[BEGIN SUPPLIED MATERIAL]

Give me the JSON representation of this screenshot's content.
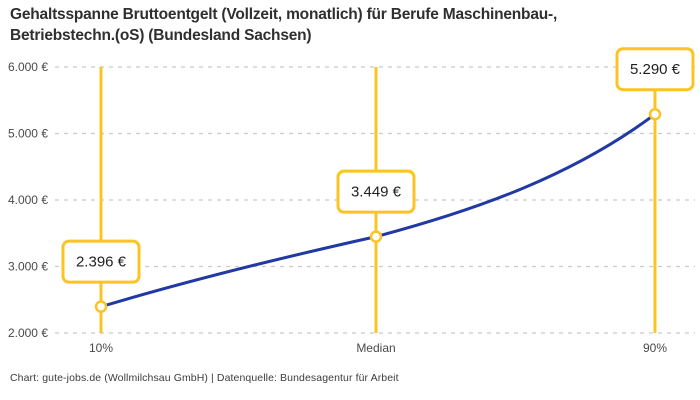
{
  "header": {
    "title_lines": [
      "Gehaltsspanne Bruttoentgelt (Vollzeit, monatlich) für Berufe Maschinenbau-,",
      "Betriebstechn.(oS) (Bundesland Sachsen)"
    ]
  },
  "footer": {
    "credit": "Chart: gute-jobs.de (Wollmilchsau GmbH) | Datenquelle: Bundesagentur für Arbeit"
  },
  "chart_data": {
    "type": "line",
    "title": "Gehaltsspanne Bruttoentgelt (Vollzeit, monatlich) für Berufe Maschinenbau-, Betriebstechn.(oS) (Bundesland Sachsen)",
    "categories": [
      "10%",
      "Median",
      "90%"
    ],
    "values": [
      2396,
      3449,
      5290
    ],
    "point_labels": [
      "2.396 €",
      "3.449 €",
      "5.290 €"
    ],
    "ylim": [
      2000,
      6000
    ],
    "y_ticks": [
      2000,
      3000,
      4000,
      5000,
      6000
    ],
    "y_tick_labels": [
      "2.000 €",
      "3.000 €",
      "4.000 €",
      "5.000 €",
      "6.000 €"
    ],
    "xlabel": "",
    "ylabel": "",
    "grid": "horizontal-dashed",
    "legend": "none",
    "source": "Chart: gute-jobs.de (Wollmilchsau GmbH) | Datenquelle: Bundesagentur für Arbeit",
    "colors": {
      "line": "#2139A3",
      "highlight": "#FBC424",
      "grid": "#CBCBCB",
      "axis_text": "#4A4A4A",
      "label_text": "#1F1F1F",
      "background": "#FFFFFF"
    }
  }
}
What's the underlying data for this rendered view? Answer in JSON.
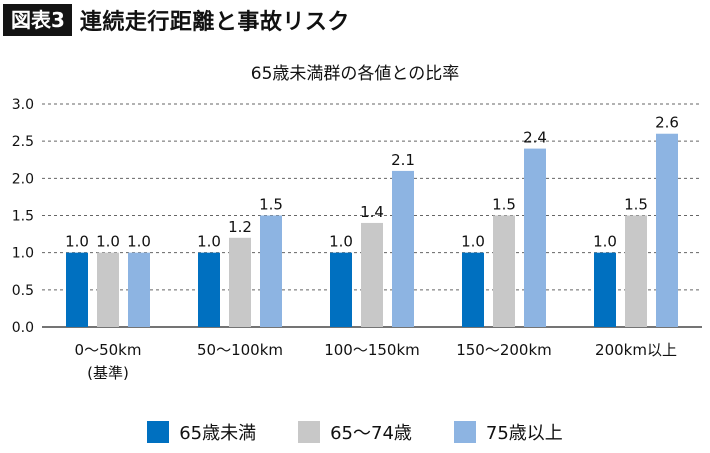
{
  "header": {
    "badge": "図表3",
    "title": "連続走行距離と事故リスク"
  },
  "chart_data": {
    "type": "bar",
    "title": "65歳未満群の各値との比率",
    "categories": [
      "0～50km",
      "50～100km",
      "100～150km",
      "150～200km",
      "200km以上"
    ],
    "category_sublabels": [
      "(基準)",
      "",
      "",
      "",
      ""
    ],
    "series": [
      {
        "name": "65歳未満",
        "color": "#0070c0",
        "values": [
          1.0,
          1.0,
          1.0,
          1.0,
          1.0
        ]
      },
      {
        "name": "65～74歳",
        "color": "#c8c8c8",
        "values": [
          1.0,
          1.2,
          1.4,
          1.5,
          1.5
        ]
      },
      {
        "name": "75歳以上",
        "color": "#8db4e2",
        "values": [
          1.0,
          1.5,
          2.1,
          2.4,
          2.6
        ]
      }
    ],
    "value_labels": [
      [
        "1.0",
        "1.0",
        "1.0",
        "1.0",
        "1.0"
      ],
      [
        "1.0",
        "1.2",
        "1.4",
        "1.5",
        "1.5"
      ],
      [
        "1.0",
        "1.5",
        "2.1",
        "2.4",
        "2.6"
      ]
    ],
    "y_ticks": [
      "0.0",
      "0.5",
      "1.0",
      "1.5",
      "2.0",
      "2.5",
      "3.0"
    ],
    "ylim": [
      0,
      3.0
    ],
    "grid": "dashed horizontal",
    "legend_position": "bottom"
  }
}
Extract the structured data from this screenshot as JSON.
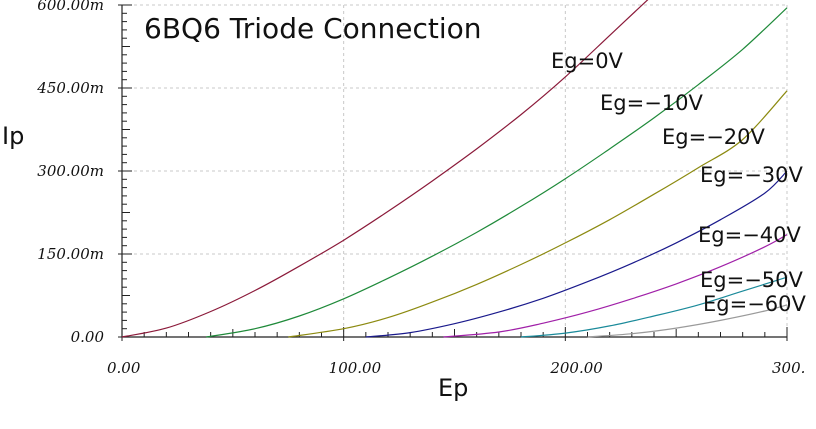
{
  "chart_data": {
    "type": "line",
    "title": "6BQ6 Triode Connection",
    "xlabel": "Ep",
    "ylabel": "Ip",
    "xlim": [
      0,
      300
    ],
    "ylim": [
      0,
      600
    ],
    "x_ticks": [
      {
        "value": 0,
        "label": "0.00"
      },
      {
        "value": 100,
        "label": "100.00"
      },
      {
        "value": 200,
        "label": "200.00"
      },
      {
        "value": 300,
        "label": "300."
      }
    ],
    "y_ticks": [
      {
        "value": 0,
        "label": "0.00"
      },
      {
        "value": 150,
        "label": "150.00m"
      },
      {
        "value": 300,
        "label": "300.00m"
      },
      {
        "value": 450,
        "label": "450.00m"
      },
      {
        "value": 600,
        "label": "600.00m"
      }
    ],
    "grid": true,
    "series": [
      {
        "name": "Eg=0V",
        "color": "#8b1a3a",
        "x": [
          0,
          20,
          40,
          60,
          80,
          100,
          120,
          140,
          160,
          180,
          200,
          220,
          240
        ],
        "y": [
          0,
          16,
          46,
          84,
          128,
          175,
          227,
          282,
          340,
          402,
          470,
          545,
          620
        ]
      },
      {
        "name": "Eg=−10V",
        "color": "#1f8a3a",
        "x": [
          38,
          60,
          80,
          100,
          120,
          140,
          160,
          180,
          200,
          220,
          240,
          260,
          280,
          300
        ],
        "y": [
          0,
          15,
          38,
          69,
          106,
          146,
          189,
          236,
          286,
          340,
          396,
          456,
          520,
          595
        ]
      },
      {
        "name": "Eg=−20V",
        "color": "#8c8a10",
        "x": [
          75,
          100,
          120,
          140,
          160,
          180,
          200,
          220,
          240,
          260,
          280,
          300
        ],
        "y": [
          0,
          15,
          35,
          63,
          95,
          131,
          170,
          212,
          258,
          306,
          357,
          445
        ]
      },
      {
        "name": "Eg=−30V",
        "color": "#1a1a8c",
        "x": [
          110,
          130,
          150,
          170,
          190,
          210,
          230,
          250,
          270,
          290,
          300
        ],
        "y": [
          0,
          8,
          24,
          45,
          70,
          100,
          133,
          170,
          212,
          260,
          300
        ]
      },
      {
        "name": "Eg=−40V",
        "color": "#a020a8",
        "x": [
          145,
          170,
          190,
          210,
          230,
          250,
          270,
          290,
          300
        ],
        "y": [
          0,
          9,
          25,
          45,
          69,
          96,
          127,
          163,
          185
        ]
      },
      {
        "name": "Eg=−50V",
        "color": "#1a8a9a",
        "x": [
          180,
          200,
          220,
          240,
          260,
          280,
          300
        ],
        "y": [
          0,
          7,
          20,
          38,
          58,
          83,
          108
        ]
      },
      {
        "name": "Eg=−60V",
        "color": "#9a9a9a",
        "x": [
          210,
          230,
          250,
          270,
          290,
          300
        ],
        "y": [
          0,
          6,
          16,
          30,
          47,
          58
        ]
      }
    ]
  }
}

[END SUPPLIED MATERIAL]

[BRIEF] Reproduce each line exactly, please, except for any pictures.

[OUTPUT FOR THIS TASK]
Give me the JSON representation of this screenshot's content.
{
  "header": {
    "title_lines": [
      "Gehaltsspanne Bruttoentgelt (Vollzeit, monatlich) für Berufe Maschinenbau-,",
      "Betriebstechn.(oS) (Bundesland Sachsen)"
    ]
  },
  "footer": {
    "credit": "Chart: gute-jobs.de (Wollmilchsau GmbH) | Datenquelle: Bundesagentur für Arbeit"
  },
  "chart_data": {
    "type": "line",
    "title": "Gehaltsspanne Bruttoentgelt (Vollzeit, monatlich) für Berufe Maschinenbau-, Betriebstechn.(oS) (Bundesland Sachsen)",
    "categories": [
      "10%",
      "Median",
      "90%"
    ],
    "values": [
      2396,
      3449,
      5290
    ],
    "point_labels": [
      "2.396 €",
      "3.449 €",
      "5.290 €"
    ],
    "ylim": [
      2000,
      6000
    ],
    "y_ticks": [
      2000,
      3000,
      4000,
      5000,
      6000
    ],
    "y_tick_labels": [
      "2.000 €",
      "3.000 €",
      "4.000 €",
      "5.000 €",
      "6.000 €"
    ],
    "xlabel": "",
    "ylabel": "",
    "grid": "horizontal-dashed",
    "legend": "none",
    "source": "Chart: gute-jobs.de (Wollmilchsau GmbH) | Datenquelle: Bundesagentur für Arbeit",
    "colors": {
      "line": "#2139A3",
      "highlight": "#FBC424",
      "grid": "#CBCBCB",
      "axis_text": "#4A4A4A",
      "label_text": "#1F1F1F",
      "background": "#FFFFFF"
    }
  }
}
What's the underlying data for this rendered view? Answer in JSON.
{
  "header": {
    "badge": "図表3",
    "title": "連続走行距離と事故リスク"
  },
  "chart_data": {
    "type": "bar",
    "title": "65歳未満群の各値との比率",
    "categories": [
      "0～50km",
      "50～100km",
      "100～150km",
      "150～200km",
      "200km以上"
    ],
    "category_sublabels": [
      "(基準)",
      "",
      "",
      "",
      ""
    ],
    "series": [
      {
        "name": "65歳未満",
        "color": "#0070c0",
        "values": [
          1.0,
          1.0,
          1.0,
          1.0,
          1.0
        ]
      },
      {
        "name": "65～74歳",
        "color": "#c8c8c8",
        "values": [
          1.0,
          1.2,
          1.4,
          1.5,
          1.5
        ]
      },
      {
        "name": "75歳以上",
        "color": "#8db4e2",
        "values": [
          1.0,
          1.5,
          2.1,
          2.4,
          2.6
        ]
      }
    ],
    "value_labels": [
      [
        "1.0",
        "1.0",
        "1.0",
        "1.0",
        "1.0"
      ],
      [
        "1.0",
        "1.2",
        "1.4",
        "1.5",
        "1.5"
      ],
      [
        "1.0",
        "1.5",
        "2.1",
        "2.4",
        "2.6"
      ]
    ],
    "y_ticks": [
      "0.0",
      "0.5",
      "1.0",
      "1.5",
      "2.0",
      "2.5",
      "3.0"
    ],
    "ylim": [
      0,
      3.0
    ],
    "grid": "dashed horizontal",
    "legend_position": "bottom"
  }
}
Extract the structured data from this screenshot as JSON.
{
  "chart_data": {
    "type": "line",
    "title": "6BQ6 Triode Connection",
    "xlabel": "Ep",
    "ylabel": "Ip",
    "xlim": [
      0,
      300
    ],
    "ylim": [
      0,
      600
    ],
    "x_ticks": [
      {
        "value": 0,
        "label": "0.00"
      },
      {
        "value": 100,
        "label": "100.00"
      },
      {
        "value": 200,
        "label": "200.00"
      },
      {
        "value": 300,
        "label": "300."
      }
    ],
    "y_ticks": [
      {
        "value": 0,
        "label": "0.00"
      },
      {
        "value": 150,
        "label": "150.00m"
      },
      {
        "value": 300,
        "label": "300.00m"
      },
      {
        "value": 450,
        "label": "450.00m"
      },
      {
        "value": 600,
        "label": "600.00m"
      }
    ],
    "grid": true,
    "series": [
      {
        "name": "Eg=0V",
        "color": "#8b1a3a",
        "x": [
          0,
          20,
          40,
          60,
          80,
          100,
          120,
          140,
          160,
          180,
          200,
          220,
          240
        ],
        "y": [
          0,
          16,
          46,
          84,
          128,
          175,
          227,
          282,
          340,
          402,
          470,
          545,
          620
        ]
      },
      {
        "name": "Eg=−10V",
        "color": "#1f8a3a",
        "x": [
          38,
          60,
          80,
          100,
          120,
          140,
          160,
          180,
          200,
          220,
          240,
          260,
          280,
          300
        ],
        "y": [
          0,
          15,
          38,
          69,
          106,
          146,
          189,
          236,
          286,
          340,
          396,
          456,
          520,
          595
        ]
      },
      {
        "name": "Eg=−20V",
        "color": "#8c8a10",
        "x": [
          75,
          100,
          120,
          140,
          160,
          180,
          200,
          220,
          240,
          260,
          280,
          300
        ],
        "y": [
          0,
          15,
          35,
          63,
          95,
          131,
          170,
          212,
          258,
          306,
          357,
          445
        ]
      },
      {
        "name": "Eg=−30V",
        "color": "#1a1a8c",
        "x": [
          110,
          130,
          150,
          170,
          190,
          210,
          230,
          250,
          270,
          290,
          300
        ],
        "y": [
          0,
          8,
          24,
          45,
          70,
          100,
          133,
          170,
          212,
          260,
          300
        ]
      },
      {
        "name": "Eg=−40V",
        "color": "#a020a8",
        "x": [
          145,
          170,
          190,
          210,
          230,
          250,
          270,
          290,
          300
        ],
        "y": [
          0,
          9,
          25,
          45,
          69,
          96,
          127,
          163,
          185
        ]
      },
      {
        "name": "Eg=−50V",
        "color": "#1a8a9a",
        "x": [
          180,
          200,
          220,
          240,
          260,
          280,
          300
        ],
        "y": [
          0,
          7,
          20,
          38,
          58,
          83,
          108
        ]
      },
      {
        "name": "Eg=−60V",
        "color": "#9a9a9a",
        "x": [
          210,
          230,
          250,
          270,
          290,
          300
        ],
        "y": [
          0,
          6,
          16,
          30,
          47,
          58
        ]
      }
    ]
  }
}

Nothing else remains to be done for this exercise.